**To do:**
Lay out all the lines of the material below as a numbered list. Skip the blank lines and leave out the pictures.

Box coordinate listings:
"""

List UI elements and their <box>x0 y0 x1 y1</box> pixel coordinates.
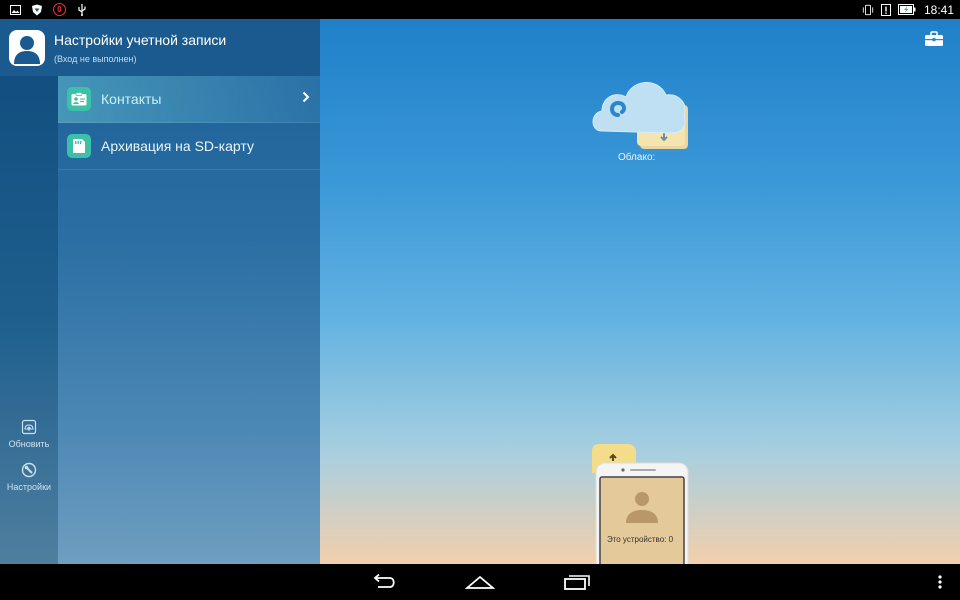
menu-item-label: Контакты <box>101 91 162 107</box>
clock: 18:41 <box>923 2 954 17</box>
vibrate-icon <box>862 4 874 16</box>
account-status: (Вход не выполнен) <box>54 53 137 64</box>
cloud-icon <box>592 82 688 149</box>
usb-icon <box>76 3 88 16</box>
left-panel: Настройки учетной записи (Вход не выполн… <box>0 19 320 564</box>
shield-icon <box>31 4 43 16</box>
avatar <box>9 29 45 66</box>
notification-badge: 0 <box>53 3 66 16</box>
refresh-cloud-icon <box>21 419 37 435</box>
side-menu: Контакты Архивация на SD-карту <box>58 76 320 170</box>
settings-label: Настройки <box>6 482 52 492</box>
navigation-bar <box>0 564 960 600</box>
account-settings-header[interactable]: Настройки учетной записи (Вход не выполн… <box>0 19 320 76</box>
status-bar-left: 0 <box>0 3 88 16</box>
settings-button[interactable]: Настройки <box>0 462 58 492</box>
phone-icon <box>592 444 689 564</box>
user-silhouette-icon <box>14 35 40 64</box>
recent-apps-icon[interactable] <box>563 573 591 591</box>
menu-item-contacts[interactable]: Контакты <box>58 76 320 123</box>
contacts-card-icon <box>67 87 91 111</box>
menu-item-label: Архивация на SD-карту <box>101 138 254 154</box>
side-rail: Обновить Настройки <box>0 76 58 564</box>
battery-icon <box>897 4 916 16</box>
device-count-label: Это устройство: 0 <box>606 535 674 544</box>
account-text: Настройки учетной записи (Вход не выполн… <box>54 32 226 64</box>
account-title: Настройки учетной записи <box>54 31 227 48</box>
settings-wrench-icon <box>21 462 37 478</box>
menu-item-sd-archive[interactable]: Архивация на SD-карту <box>58 123 320 170</box>
cloud-storage[interactable] <box>588 71 692 151</box>
gallery-icon <box>9 4 21 16</box>
refresh-button[interactable]: Обновить <box>0 419 58 449</box>
home-icon[interactable] <box>465 573 495 591</box>
status-bar: 0 18:41 <box>0 0 960 19</box>
cloud-count-label: Облако: <box>618 152 656 163</box>
status-bar-right: 18:41 <box>862 0 954 19</box>
overflow-menu-icon[interactable] <box>936 573 944 591</box>
chevron-right-icon <box>302 91 310 103</box>
back-icon[interactable] <box>370 573 398 591</box>
this-device[interactable]: Это устройство: 0 <box>590 443 690 564</box>
alert-icon <box>880 3 892 16</box>
toolbox-icon[interactable] <box>924 31 944 47</box>
sd-archive-icon <box>67 134 91 158</box>
main-area: Облако: Это устройство: 0 <box>320 19 960 564</box>
refresh-label: Обновить <box>8 439 50 449</box>
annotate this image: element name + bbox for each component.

"""

**Written answer:**
1. List UI elements and their <box>x0 y0 x1 y1</box> pixel coordinates.
2. menu-item-label: Контакты <box>101 91 162 107</box>
3. clock: 18:41 <box>923 2 954 17</box>
4. vibrate-icon <box>862 4 874 16</box>
5. account-status: (Вход не выполнен) <box>54 53 137 64</box>
6. cloud-icon <box>592 82 688 149</box>
7. usb-icon <box>76 3 88 16</box>
8. left-panel: Настройки учетной записи (Вход не выполн… <box>0 19 320 564</box>
9. shield-icon <box>31 4 43 16</box>
10. avatar <box>9 29 45 66</box>
11. notification-badge: 0 <box>53 3 66 16</box>
12. refresh-cloud-icon <box>21 419 37 435</box>
13. side-menu: Контакты Архивация на SD-карту <box>58 76 320 170</box>
14. settings-label: Настройки <box>6 482 52 492</box>
15. navigation-bar <box>0 564 960 600</box>
16. account-settings-header[interactable]: Настройки учетной записи (Вход не выполн… <box>0 19 320 76</box>
17. status-bar-left: 0 <box>0 3 88 16</box>
18. settings-button[interactable]: Настройки <box>0 462 58 492</box>
19. phone-icon <box>592 444 689 564</box>
20. user-silhouette-icon <box>14 35 40 64</box>
21. recent-apps-icon[interactable] <box>563 573 591 591</box>
22. menu-item-contacts[interactable]: Контакты <box>58 76 320 123</box>
23. contacts-card-icon <box>67 87 91 111</box>
24. menu-item-label: Архивация на SD-карту <box>101 138 254 154</box>
25. side-rail: Обновить Настройки <box>0 76 58 564</box>
26. battery-icon <box>897 4 916 16</box>
27. device-count-label: Это устройство: 0 <box>606 535 674 544</box>
28. account-text: Настройки учетной записи (Вход не выполн… <box>54 32 226 64</box>
29. account-title: Настройки учетной записи <box>54 31 227 48</box>
30. settings-wrench-icon <box>21 462 37 478</box>
31. menu-item-sd-archive[interactable]: Архивация на SD-карту <box>58 123 320 170</box>
32. cloud-storage[interactable] <box>588 71 692 151</box>
33. gallery-icon <box>9 4 21 16</box>
34. refresh-button[interactable]: Обновить <box>0 419 58 449</box>
35. home-icon[interactable] <box>465 573 495 591</box>
36. status-bar: 0 18:41 <box>0 0 960 19</box>
37. cloud-count-label: Облако: <box>618 152 656 163</box>
38. status-bar-right: 18:41 <box>862 0 954 19</box>
39. overflow-menu-icon[interactable] <box>936 573 944 591</box>
40. chevron-right-icon <box>302 91 310 103</box>
41. back-icon[interactable] <box>370 573 398 591</box>
42. this-device[interactable]: Это устройство: 0 <box>590 443 690 564</box>
43. alert-icon <box>880 3 892 16</box>
44. toolbox-icon[interactable] <box>924 31 944 47</box>
45. sd-archive-icon <box>67 134 91 158</box>
46. main-area: Облако: Это устройство: 0 <box>320 19 960 564</box>
47. refresh-label: Обновить <box>8 439 50 449</box>
48. annotate this image: element name + bbox for each component.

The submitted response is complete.